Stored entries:
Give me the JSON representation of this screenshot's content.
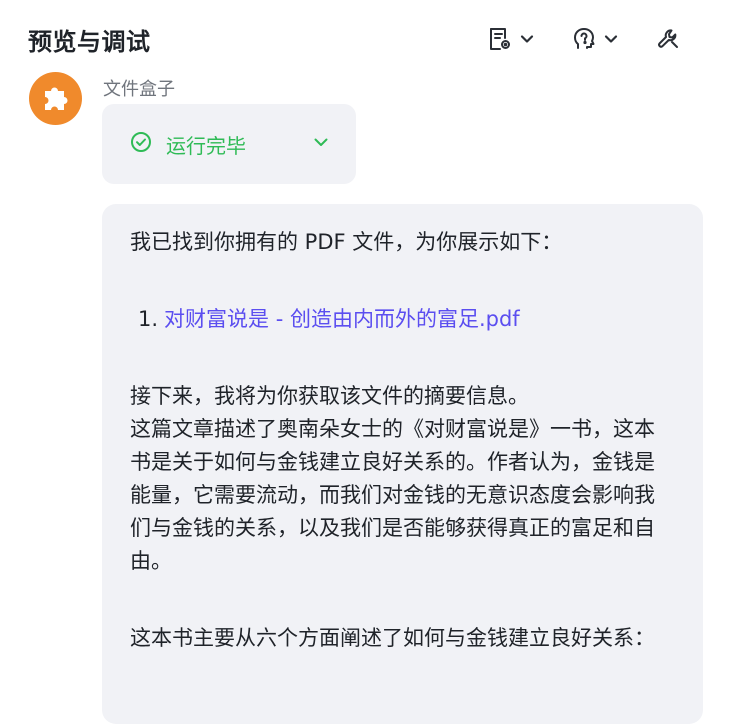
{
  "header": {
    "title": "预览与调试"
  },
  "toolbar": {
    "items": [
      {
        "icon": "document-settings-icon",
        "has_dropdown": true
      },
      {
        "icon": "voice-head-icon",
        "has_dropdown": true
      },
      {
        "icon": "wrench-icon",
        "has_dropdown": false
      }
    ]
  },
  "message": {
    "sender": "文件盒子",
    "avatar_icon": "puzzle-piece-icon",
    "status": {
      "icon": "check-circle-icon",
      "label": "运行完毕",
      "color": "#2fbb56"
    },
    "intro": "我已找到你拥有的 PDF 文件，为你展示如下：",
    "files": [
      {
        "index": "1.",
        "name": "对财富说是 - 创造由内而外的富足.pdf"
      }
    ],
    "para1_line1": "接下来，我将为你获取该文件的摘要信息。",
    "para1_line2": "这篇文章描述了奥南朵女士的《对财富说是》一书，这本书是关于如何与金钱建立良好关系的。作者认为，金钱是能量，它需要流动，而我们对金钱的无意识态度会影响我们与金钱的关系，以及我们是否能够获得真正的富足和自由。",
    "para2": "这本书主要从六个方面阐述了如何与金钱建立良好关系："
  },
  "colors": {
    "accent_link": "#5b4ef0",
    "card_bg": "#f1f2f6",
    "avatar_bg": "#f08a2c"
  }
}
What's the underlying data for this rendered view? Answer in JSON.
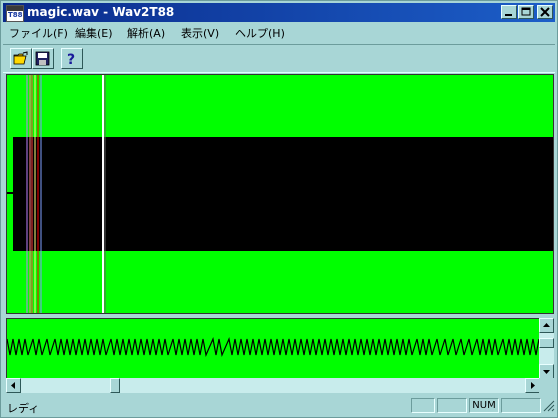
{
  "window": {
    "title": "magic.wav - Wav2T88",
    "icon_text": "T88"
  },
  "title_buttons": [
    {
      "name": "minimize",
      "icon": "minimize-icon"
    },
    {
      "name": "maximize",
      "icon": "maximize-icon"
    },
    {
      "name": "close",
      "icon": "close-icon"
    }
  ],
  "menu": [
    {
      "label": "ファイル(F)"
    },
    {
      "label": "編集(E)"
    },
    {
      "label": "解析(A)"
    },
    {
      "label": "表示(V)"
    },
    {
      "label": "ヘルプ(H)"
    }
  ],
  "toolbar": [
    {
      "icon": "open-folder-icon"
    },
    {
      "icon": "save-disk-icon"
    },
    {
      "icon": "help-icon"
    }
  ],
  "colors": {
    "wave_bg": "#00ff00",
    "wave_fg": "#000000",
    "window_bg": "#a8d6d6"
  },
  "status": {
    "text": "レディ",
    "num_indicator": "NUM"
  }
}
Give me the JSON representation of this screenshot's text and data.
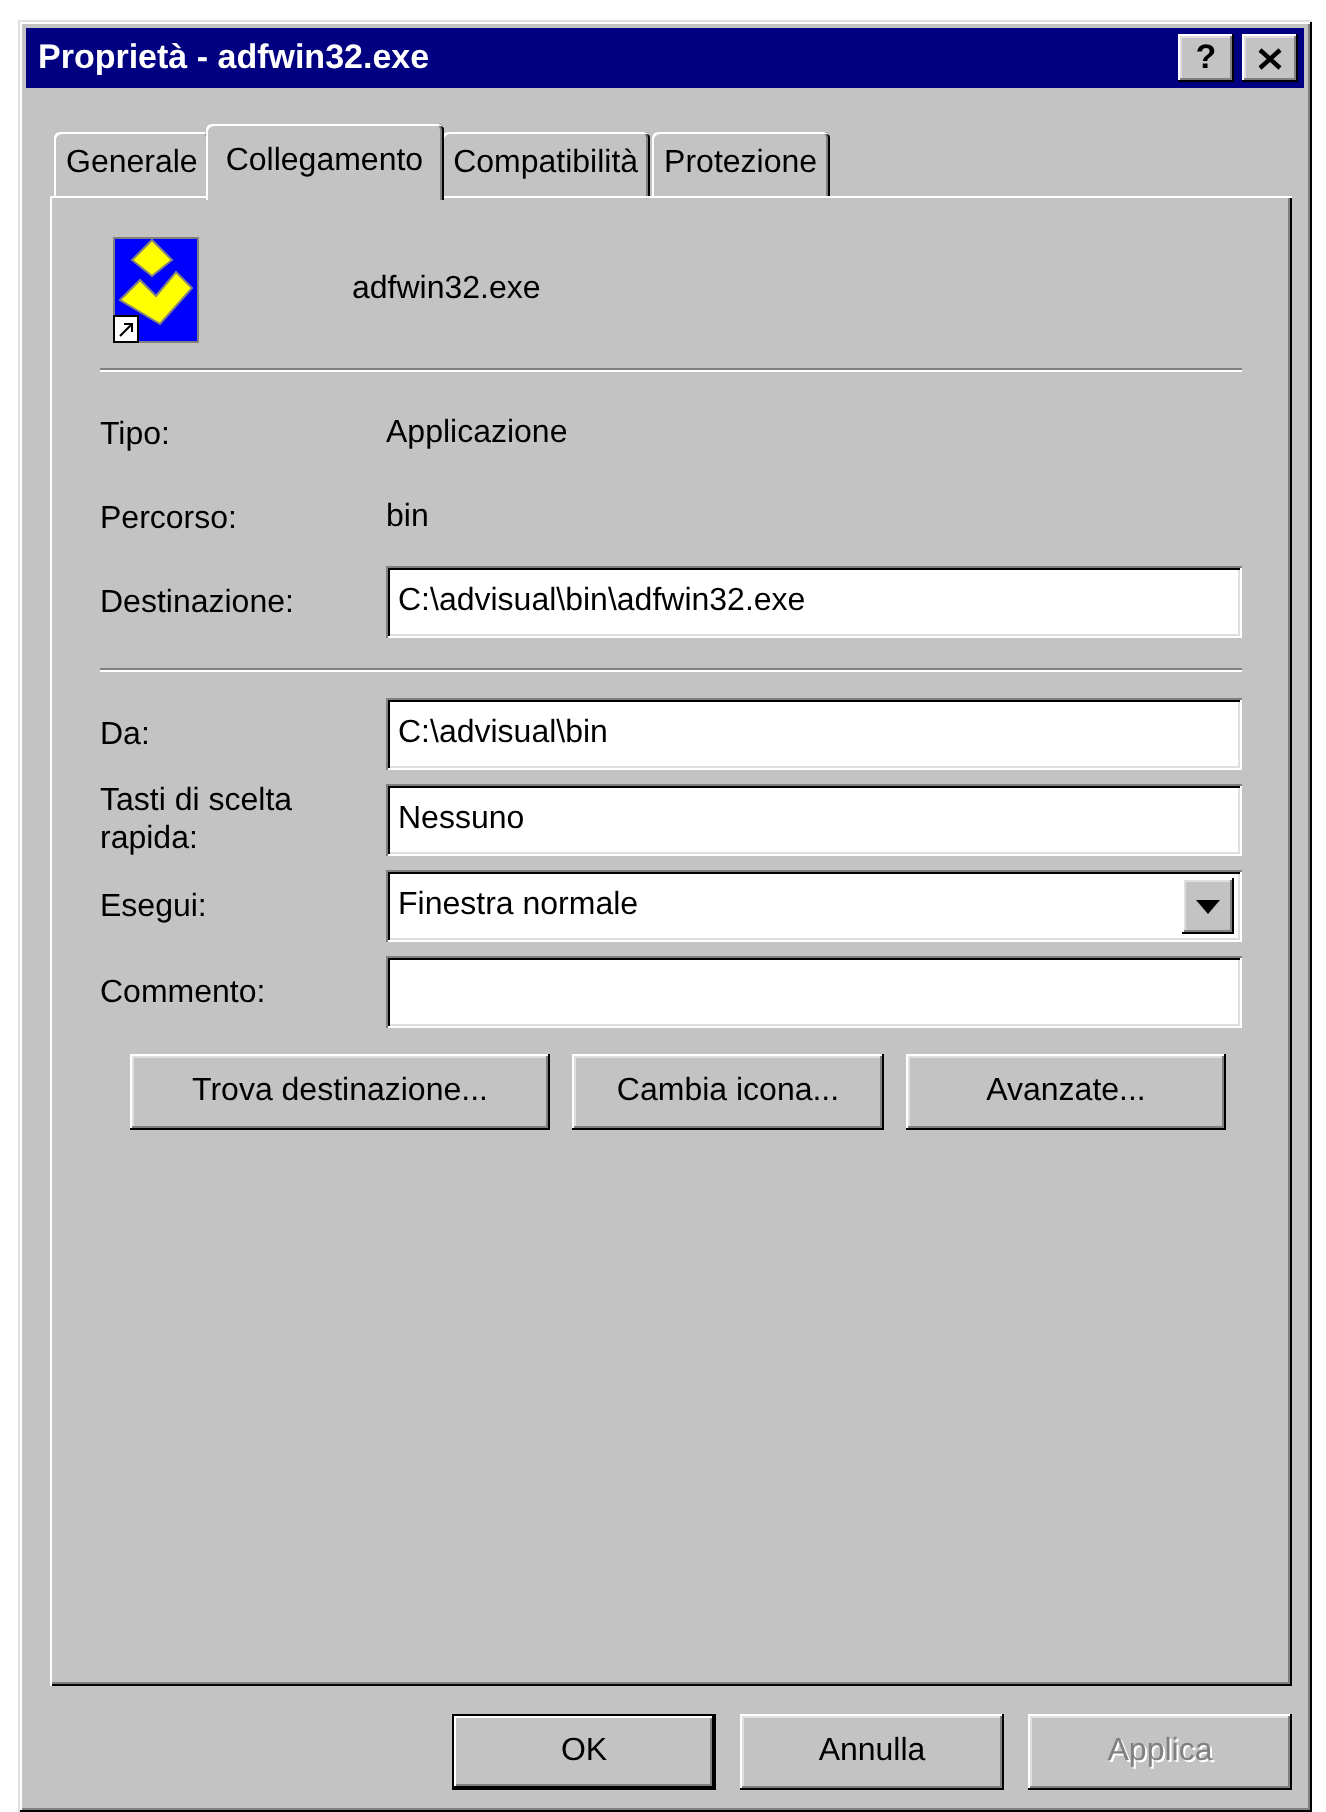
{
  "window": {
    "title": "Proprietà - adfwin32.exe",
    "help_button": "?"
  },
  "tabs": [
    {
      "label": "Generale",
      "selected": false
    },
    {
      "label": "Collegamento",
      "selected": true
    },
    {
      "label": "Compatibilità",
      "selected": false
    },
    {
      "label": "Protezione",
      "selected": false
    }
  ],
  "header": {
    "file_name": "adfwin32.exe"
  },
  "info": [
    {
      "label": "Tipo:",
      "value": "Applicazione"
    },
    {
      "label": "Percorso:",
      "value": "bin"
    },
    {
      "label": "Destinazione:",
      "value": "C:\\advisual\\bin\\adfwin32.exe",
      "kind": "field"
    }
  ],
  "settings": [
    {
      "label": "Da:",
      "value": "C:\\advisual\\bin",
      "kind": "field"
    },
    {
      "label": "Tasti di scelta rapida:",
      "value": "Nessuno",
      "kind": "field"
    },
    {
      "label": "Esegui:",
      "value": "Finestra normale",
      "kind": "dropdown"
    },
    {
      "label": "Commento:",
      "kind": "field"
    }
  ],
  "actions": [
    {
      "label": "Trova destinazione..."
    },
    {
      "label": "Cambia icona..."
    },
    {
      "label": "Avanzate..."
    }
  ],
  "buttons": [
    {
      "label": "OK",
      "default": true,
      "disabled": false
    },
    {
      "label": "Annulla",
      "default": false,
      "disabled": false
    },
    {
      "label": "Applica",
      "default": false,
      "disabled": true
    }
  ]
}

...

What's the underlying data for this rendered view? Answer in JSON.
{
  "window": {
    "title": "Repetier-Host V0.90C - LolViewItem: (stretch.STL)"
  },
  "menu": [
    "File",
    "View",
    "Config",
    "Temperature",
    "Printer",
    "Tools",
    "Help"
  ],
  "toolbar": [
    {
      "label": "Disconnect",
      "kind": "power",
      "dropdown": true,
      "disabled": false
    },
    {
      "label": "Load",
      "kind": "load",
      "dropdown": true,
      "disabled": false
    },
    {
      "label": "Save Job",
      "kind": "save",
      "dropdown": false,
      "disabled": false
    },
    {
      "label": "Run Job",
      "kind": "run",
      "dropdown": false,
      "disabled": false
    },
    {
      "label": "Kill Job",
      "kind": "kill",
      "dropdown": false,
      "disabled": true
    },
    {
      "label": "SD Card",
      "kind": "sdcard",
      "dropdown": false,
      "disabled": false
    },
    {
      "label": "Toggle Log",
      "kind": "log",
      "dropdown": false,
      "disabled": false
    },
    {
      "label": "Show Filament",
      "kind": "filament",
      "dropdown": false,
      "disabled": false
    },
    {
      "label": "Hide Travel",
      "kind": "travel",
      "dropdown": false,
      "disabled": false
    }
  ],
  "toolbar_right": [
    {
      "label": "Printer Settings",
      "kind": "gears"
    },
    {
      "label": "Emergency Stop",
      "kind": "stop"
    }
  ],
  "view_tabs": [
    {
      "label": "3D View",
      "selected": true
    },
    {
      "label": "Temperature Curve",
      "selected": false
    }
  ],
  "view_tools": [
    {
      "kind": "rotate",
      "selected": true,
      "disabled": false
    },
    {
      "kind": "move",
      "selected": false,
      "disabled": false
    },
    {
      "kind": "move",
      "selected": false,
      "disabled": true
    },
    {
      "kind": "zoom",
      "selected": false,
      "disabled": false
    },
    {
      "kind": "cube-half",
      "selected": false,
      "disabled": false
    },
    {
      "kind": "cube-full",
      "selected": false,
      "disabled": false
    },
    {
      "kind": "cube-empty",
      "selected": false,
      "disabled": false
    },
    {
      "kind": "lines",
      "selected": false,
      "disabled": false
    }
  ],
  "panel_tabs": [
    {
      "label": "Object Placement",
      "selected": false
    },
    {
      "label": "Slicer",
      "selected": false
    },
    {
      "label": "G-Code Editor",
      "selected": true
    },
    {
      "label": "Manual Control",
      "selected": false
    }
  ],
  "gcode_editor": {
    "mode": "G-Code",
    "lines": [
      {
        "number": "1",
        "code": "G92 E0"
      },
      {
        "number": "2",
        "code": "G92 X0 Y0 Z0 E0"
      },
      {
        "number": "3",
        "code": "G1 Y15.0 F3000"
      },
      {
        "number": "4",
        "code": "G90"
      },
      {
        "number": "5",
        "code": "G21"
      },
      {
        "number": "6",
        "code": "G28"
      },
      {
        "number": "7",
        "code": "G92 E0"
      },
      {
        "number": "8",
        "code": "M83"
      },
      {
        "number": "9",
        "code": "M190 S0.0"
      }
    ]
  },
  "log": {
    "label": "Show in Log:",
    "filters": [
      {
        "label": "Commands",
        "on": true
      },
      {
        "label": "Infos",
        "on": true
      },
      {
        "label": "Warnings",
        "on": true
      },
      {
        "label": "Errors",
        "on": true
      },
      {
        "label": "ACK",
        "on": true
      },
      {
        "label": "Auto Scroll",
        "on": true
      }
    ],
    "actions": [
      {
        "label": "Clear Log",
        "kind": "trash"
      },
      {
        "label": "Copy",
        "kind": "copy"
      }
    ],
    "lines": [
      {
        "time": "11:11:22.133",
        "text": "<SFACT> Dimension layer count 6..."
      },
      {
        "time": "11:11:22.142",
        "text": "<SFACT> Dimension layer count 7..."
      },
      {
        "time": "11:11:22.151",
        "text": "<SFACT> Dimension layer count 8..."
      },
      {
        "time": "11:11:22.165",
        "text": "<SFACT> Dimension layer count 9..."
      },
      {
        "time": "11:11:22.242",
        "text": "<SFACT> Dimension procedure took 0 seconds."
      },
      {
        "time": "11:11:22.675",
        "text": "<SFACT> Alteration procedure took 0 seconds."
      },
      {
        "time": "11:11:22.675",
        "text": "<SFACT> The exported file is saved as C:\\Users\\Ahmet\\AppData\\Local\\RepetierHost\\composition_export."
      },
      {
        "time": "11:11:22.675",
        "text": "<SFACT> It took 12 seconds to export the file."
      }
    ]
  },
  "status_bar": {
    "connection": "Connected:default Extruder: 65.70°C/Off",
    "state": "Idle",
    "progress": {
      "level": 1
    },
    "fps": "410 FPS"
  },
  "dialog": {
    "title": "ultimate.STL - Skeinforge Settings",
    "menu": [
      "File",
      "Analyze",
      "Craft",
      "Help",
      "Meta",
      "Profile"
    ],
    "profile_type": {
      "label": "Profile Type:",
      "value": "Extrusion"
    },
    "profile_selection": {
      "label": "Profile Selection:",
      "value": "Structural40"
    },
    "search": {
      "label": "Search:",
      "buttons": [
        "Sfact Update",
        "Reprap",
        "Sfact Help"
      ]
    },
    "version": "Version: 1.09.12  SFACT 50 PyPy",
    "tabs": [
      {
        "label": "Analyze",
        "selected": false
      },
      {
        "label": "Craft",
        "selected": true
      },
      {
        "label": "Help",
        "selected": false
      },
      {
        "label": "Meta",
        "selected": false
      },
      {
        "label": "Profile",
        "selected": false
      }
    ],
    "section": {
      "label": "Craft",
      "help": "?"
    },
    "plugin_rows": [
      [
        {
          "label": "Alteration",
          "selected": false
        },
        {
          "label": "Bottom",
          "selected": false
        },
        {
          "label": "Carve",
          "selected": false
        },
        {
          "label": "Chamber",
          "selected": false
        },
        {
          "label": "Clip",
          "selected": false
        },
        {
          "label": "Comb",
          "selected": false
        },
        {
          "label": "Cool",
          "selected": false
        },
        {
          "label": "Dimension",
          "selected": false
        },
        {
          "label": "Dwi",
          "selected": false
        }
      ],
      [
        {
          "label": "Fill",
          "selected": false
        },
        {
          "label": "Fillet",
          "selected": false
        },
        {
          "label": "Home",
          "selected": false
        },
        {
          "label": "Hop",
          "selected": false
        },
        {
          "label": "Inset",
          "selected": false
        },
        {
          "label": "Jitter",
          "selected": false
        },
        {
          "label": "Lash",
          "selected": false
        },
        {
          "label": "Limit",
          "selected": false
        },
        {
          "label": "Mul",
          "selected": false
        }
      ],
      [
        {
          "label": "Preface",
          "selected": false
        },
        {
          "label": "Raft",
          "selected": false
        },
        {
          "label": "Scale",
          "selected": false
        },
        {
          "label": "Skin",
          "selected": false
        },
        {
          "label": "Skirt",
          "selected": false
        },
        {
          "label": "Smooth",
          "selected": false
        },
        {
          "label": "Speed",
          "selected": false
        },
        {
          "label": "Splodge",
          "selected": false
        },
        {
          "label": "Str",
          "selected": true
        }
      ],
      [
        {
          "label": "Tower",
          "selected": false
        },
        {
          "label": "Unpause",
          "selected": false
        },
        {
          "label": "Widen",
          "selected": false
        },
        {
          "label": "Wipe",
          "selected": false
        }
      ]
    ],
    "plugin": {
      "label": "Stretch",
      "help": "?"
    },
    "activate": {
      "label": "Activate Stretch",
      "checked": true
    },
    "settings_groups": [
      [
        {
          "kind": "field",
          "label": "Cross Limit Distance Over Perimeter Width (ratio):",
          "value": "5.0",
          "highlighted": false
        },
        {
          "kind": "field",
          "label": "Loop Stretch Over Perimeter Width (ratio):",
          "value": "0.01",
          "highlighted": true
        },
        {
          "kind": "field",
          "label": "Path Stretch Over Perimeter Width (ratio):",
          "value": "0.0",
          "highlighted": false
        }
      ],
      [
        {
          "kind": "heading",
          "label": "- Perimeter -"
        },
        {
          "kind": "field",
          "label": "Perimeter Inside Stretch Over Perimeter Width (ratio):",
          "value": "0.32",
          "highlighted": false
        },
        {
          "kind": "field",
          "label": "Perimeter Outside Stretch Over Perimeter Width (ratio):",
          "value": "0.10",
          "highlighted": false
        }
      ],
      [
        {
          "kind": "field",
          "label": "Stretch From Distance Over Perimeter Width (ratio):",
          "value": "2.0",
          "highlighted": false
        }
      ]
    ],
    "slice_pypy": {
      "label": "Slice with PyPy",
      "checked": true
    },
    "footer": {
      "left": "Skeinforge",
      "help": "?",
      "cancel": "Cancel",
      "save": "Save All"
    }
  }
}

EXERCISE: Copy each line of the listing that includes "Width".

EXERCISE RESULT:
          "label": "Cross Limit Distance Over Perimeter Width (ratio):",
          "label": "Loop Stretch Over Perimeter Width (ratio):",
          "label": "Path Stretch Over Perimeter Width (ratio):",
          "label": "Perimeter Inside Stretch Over Perimeter Width (ratio):",
          "label": "Perimeter Outside Stretch Over Perimeter Width (ratio):",
          "label": "Stretch From Distance Over Perimeter Width (ratio):",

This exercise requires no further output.